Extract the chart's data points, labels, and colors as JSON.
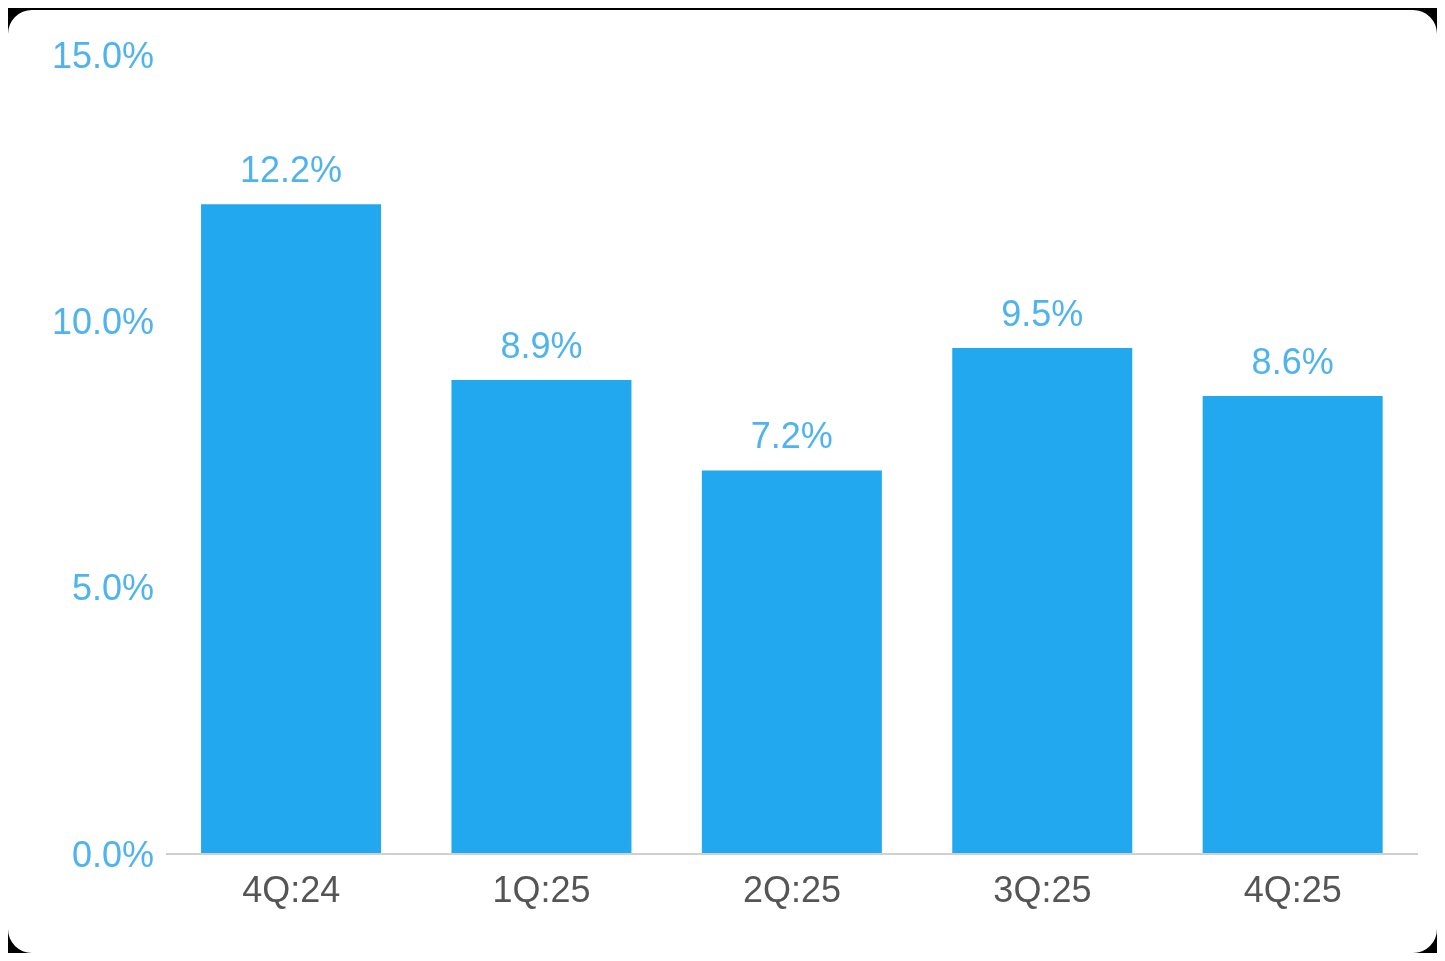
{
  "chart_data": {
    "type": "bar",
    "categories": [
      "4Q:24",
      "1Q:25",
      "2Q:25",
      "3Q:25",
      "4Q:25"
    ],
    "values": [
      12.2,
      8.9,
      7.2,
      9.5,
      8.6
    ],
    "color": "#22a8ef",
    "value_labels": [
      "12.2%",
      "8.9%",
      "7.2%",
      "9.5%",
      "8.6%"
    ],
    "ylim": [
      0,
      15
    ],
    "yticks": [
      {
        "value": 0,
        "label": "0.0%"
      },
      {
        "value": 5,
        "label": "5.0%"
      },
      {
        "value": 10,
        "label": "10.0%"
      },
      {
        "value": 15,
        "label": "15.0%"
      }
    ],
    "grid": false,
    "legend": false
  }
}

----------------

_Stated task:_ Leave out the pictures and transcribe the entries above exactly.

_Complete answer:_
Extract the chart's data points, labels, and colors as JSON.
{
  "chart_data": {
    "type": "bar",
    "categories": [
      "4Q:24",
      "1Q:25",
      "2Q:25",
      "3Q:25",
      "4Q:25"
    ],
    "values": [
      12.2,
      8.9,
      7.2,
      9.5,
      8.6
    ],
    "color": "#22a8ef",
    "value_labels": [
      "12.2%",
      "8.9%",
      "7.2%",
      "9.5%",
      "8.6%"
    ],
    "ylim": [
      0,
      15
    ],
    "yticks": [
      {
        "value": 0,
        "label": "0.0%"
      },
      {
        "value": 5,
        "label": "5.0%"
      },
      {
        "value": 10,
        "label": "10.0%"
      },
      {
        "value": 15,
        "label": "15.0%"
      }
    ],
    "grid": false,
    "legend": false
  }
}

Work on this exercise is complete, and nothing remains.